* _REQUIREMENT_
Go through the listing and copy each line with the string "JSON".

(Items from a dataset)
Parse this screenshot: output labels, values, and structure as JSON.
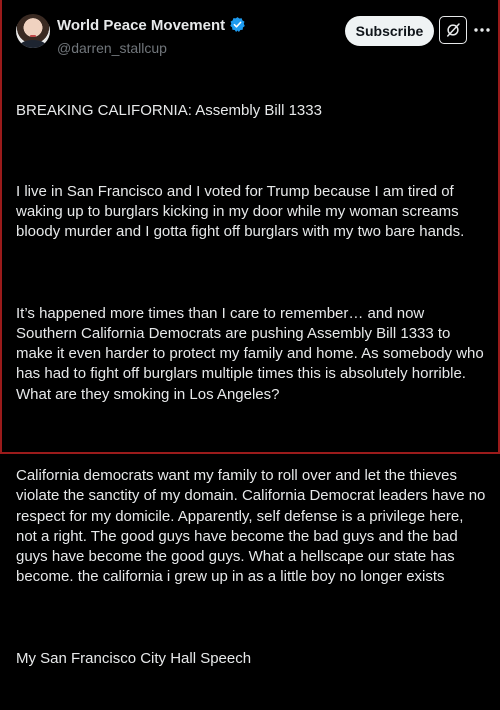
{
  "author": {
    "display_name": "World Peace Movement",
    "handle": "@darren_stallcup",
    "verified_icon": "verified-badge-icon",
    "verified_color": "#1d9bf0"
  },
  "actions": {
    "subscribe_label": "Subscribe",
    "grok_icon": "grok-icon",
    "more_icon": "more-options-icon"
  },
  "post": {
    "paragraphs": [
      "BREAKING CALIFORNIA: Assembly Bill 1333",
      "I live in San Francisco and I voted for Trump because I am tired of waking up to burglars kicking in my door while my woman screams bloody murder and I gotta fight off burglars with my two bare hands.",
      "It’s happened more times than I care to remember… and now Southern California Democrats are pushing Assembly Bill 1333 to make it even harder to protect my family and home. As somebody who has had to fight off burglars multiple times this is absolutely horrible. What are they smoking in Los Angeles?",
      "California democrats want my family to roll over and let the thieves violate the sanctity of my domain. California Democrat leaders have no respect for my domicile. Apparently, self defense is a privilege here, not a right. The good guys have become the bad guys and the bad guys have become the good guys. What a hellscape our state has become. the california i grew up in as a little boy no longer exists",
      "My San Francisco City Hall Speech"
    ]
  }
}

* * *

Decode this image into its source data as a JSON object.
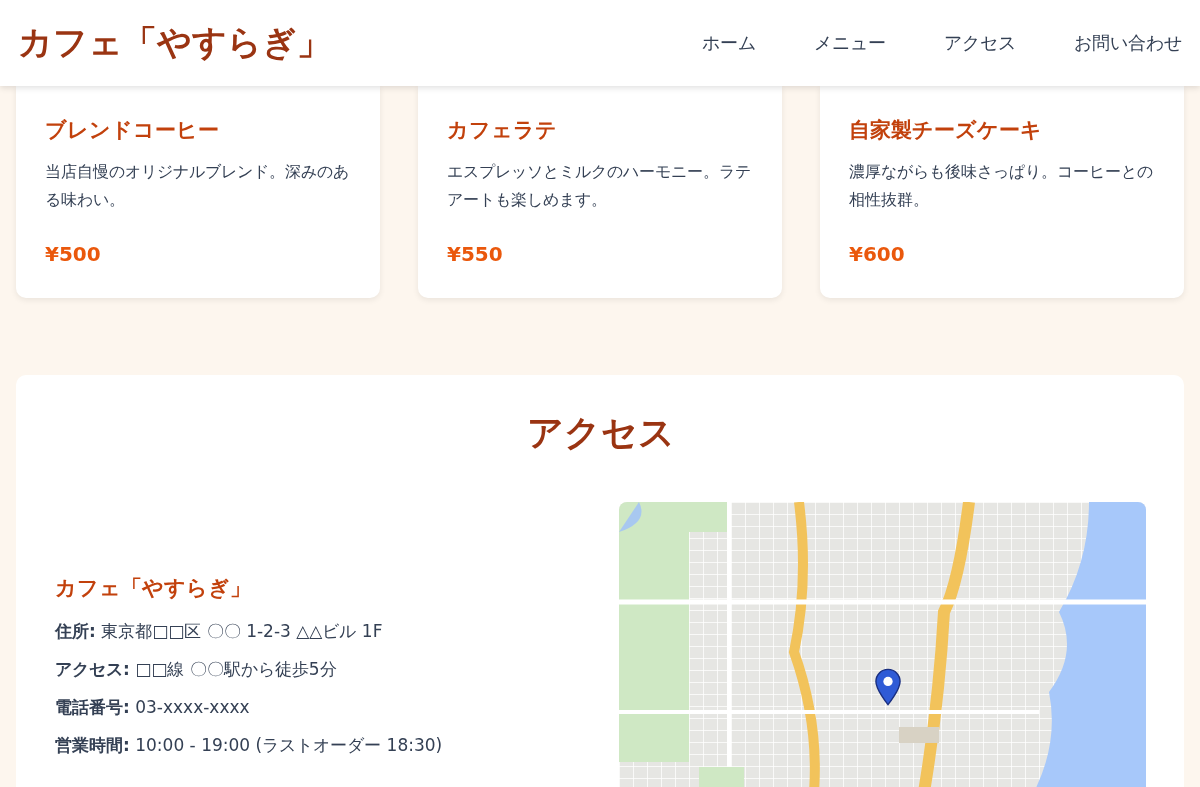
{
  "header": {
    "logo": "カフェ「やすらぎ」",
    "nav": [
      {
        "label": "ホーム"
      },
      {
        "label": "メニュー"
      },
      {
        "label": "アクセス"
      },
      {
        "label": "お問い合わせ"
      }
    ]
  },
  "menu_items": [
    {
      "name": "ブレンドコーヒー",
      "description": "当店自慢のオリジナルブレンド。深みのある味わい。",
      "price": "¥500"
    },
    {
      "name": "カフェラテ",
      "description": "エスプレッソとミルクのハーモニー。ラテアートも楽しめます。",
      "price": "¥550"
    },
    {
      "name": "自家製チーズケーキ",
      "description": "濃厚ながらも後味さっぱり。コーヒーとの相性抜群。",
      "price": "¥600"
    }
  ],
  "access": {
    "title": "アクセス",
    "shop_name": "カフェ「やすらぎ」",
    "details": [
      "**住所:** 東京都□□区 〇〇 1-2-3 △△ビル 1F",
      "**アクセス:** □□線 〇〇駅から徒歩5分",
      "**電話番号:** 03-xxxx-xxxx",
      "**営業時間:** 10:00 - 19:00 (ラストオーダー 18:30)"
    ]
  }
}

* _TASK RESPONSE_
Parse this screenshot: output labels, values, and structure as JSON.
Decode this image into its source data as a JSON object.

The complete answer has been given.